Task material:
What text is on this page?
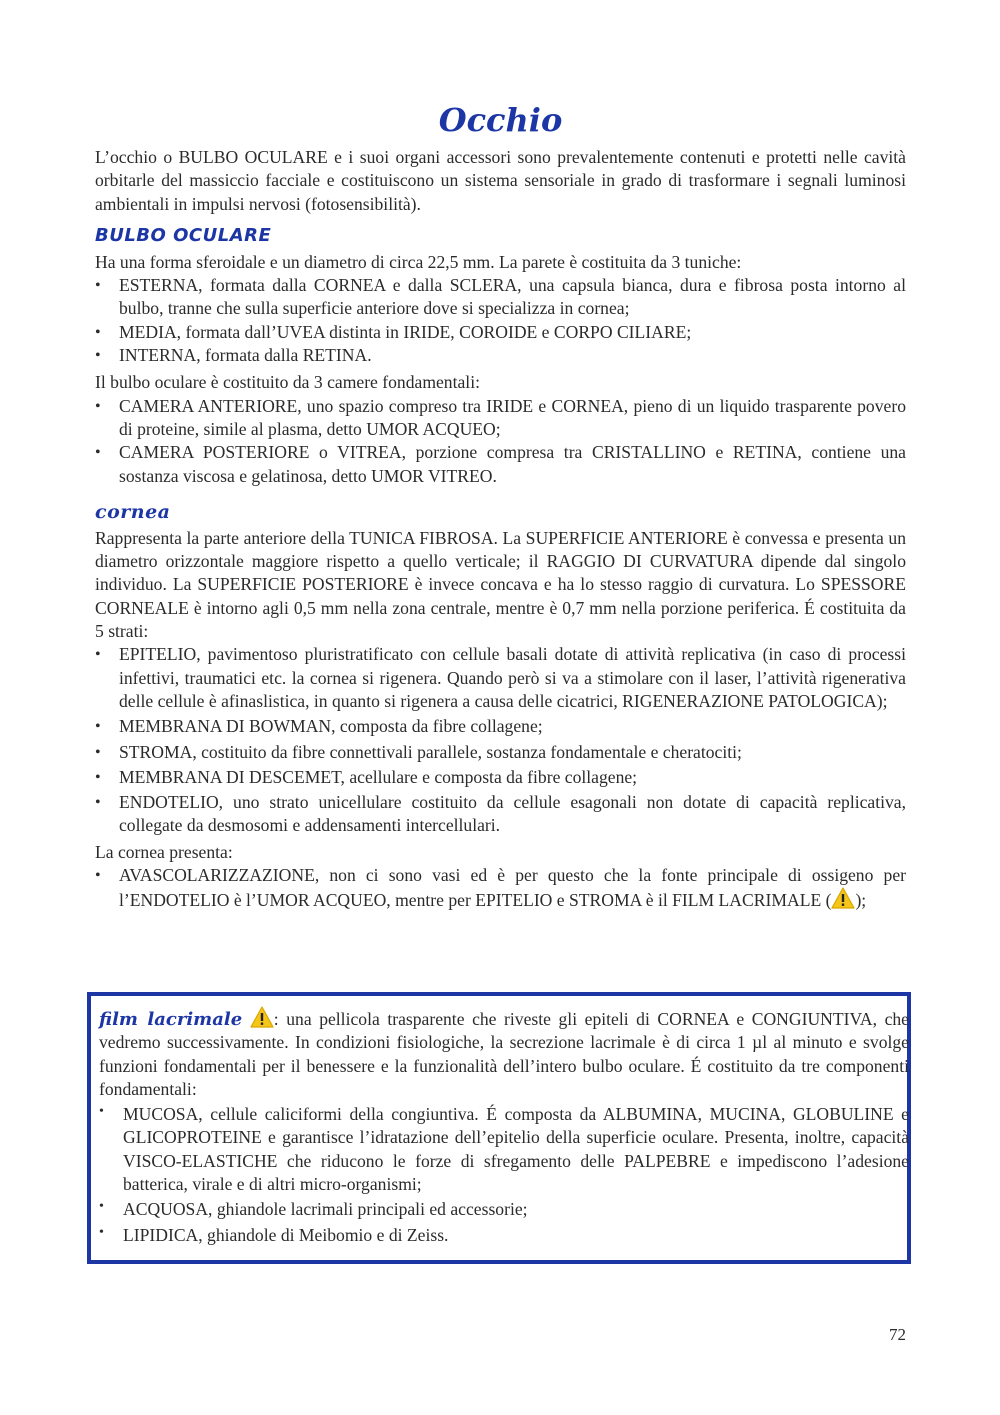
Occhio

L’occhio o BULBO OCULARE e i suoi organi accessori sono prevalentemente contenuti e protetti nelle cavità orbitarle del massiccio facciale e costituiscono un sistema sensoriale in grado di trasformare i segnali luminosi ambientali in impulsi nervosi (fotosensibilità).

BULBO OCULARE

Ha una forma sferoidale e un diametro di circa 22,5 mm. La parete è costituita da 3 tuniche:

• ESTERNA, formata dalla CORNEA e dalla SCLERA, una capsula bianca, dura e fibrosa posta intorno al bulbo, tranne che sulla superficie anteriore dove si specializza in cornea;
• MEDIA, formata dall’UVEA distinta in IRIDE, COROIDE e CORPO CILIARE;
• INTERNA, formata dalla RETINA.

Il bulbo oculare è costituito da 3 camere fondamentali:

• CAMERA ANTERIORE, uno spazio compreso tra IRIDE e CORNEA, pieno di un liquido trasparente povero di proteine, simile al plasma, detto UMOR ACQUEO;
• CAMERA POSTERIORE o VITREA, porzione compresa tra CRISTALLINO e RETINA, contiene una sostanza viscosa e gelatinosa, detto UMOR VITREO.
cornea

Rappresenta la parte anteriore della TUNICA FIBROSA. La SUPERFICIE ANTERIORE è convessa e presenta un diametro orizzontale maggiore rispetto a quello verticale; il RAGGIO DI CURVATURA dipende dal singolo individuo. La SUPERFICIE POSTERIORE è invece concava e ha lo stesso raggio di curvatura. Lo SPESSORE CORNEALE è intorno agli 0,5 mm nella zona centrale, mentre è 0,7 mm nella porzione periferica. É costituita da 5 strati:

• EPITELIO, pavimentoso pluristratificato con cellule basali dotate di attività replicativa (in caso di processi infettivi, traumatici etc. la cornea si rigenera. Quando però si va a stimolare con il laser, l’attività rigenerativa delle cellule è afinaslistica, in quanto si rigenera a causa delle cicatrici, RIGENERAZIONE PATOLOGICA);
• MEMBRANA DI BOWMAN, composta da fibre collagene;
• STROMA, costituito da fibre connettivali parallele, sostanza fondamentale e cheratociti;
• MEMBRANA DI DESCEMET, acellulare e composta da fibre collagene;
• ENDOTELIO, uno strato unicellulare costituito da cellule esagonali non dotate di capacità replicativa, collegate da desmosomi e addensamenti intercellulari.

La cornea presenta:

• AVASCOLARIZZAZIONE, non ci sono vasi ed è per questo che la fonte principale di ossigeno per l’ENDOTELIO è l’UMOR ACQUEO, mentre per EPITELIO e STROMA è il FILM LACRIMALE ( );

film lacrimale : una pellicola trasparente che riveste gli epiteli di CORNEA e CONGIUNTIVA, che vedremo successivamente. In condizioni fisiologiche, la secrezione lacrimale è di circa 1 µl al minuto e svolge funzioni fondamentali per il benessere e la funzionalità dell’intero bulbo oculare. É costituito da tre componenti fondamentali:

• MUCOSA, cellule caliciformi della congiuntiva. É composta da ALBUMINA, MUCINA, GLOBULINE e GLICOPROTEINE e garantisce l’idratazione dell’epitelio della superficie oculare. Presenta, inoltre, capacità VISCO-ELASTICHE che riducono le forze di sfregamento delle PALPEBRE e impediscono l’adesione batterica, virale e di altri micro-organismi;
• ACQUOSA, ghiandole lacrimali principali ed accessorie;
• LIPIDICA, ghiandole di Meibomio e di Zeiss.
72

Exercise directions: Search the records above for the string "sostanza". Report each line that has it.

Task result:
• CAMERA POSTERIORE o VITREA, porzione compresa tra CRISTALLINO e RETINA, contiene una sostanza viscosa e gelatinosa, detto UMOR VITREO.
• STROMA, costituito da fibre connettivali parallele, sostanza fondamentale e cheratociti;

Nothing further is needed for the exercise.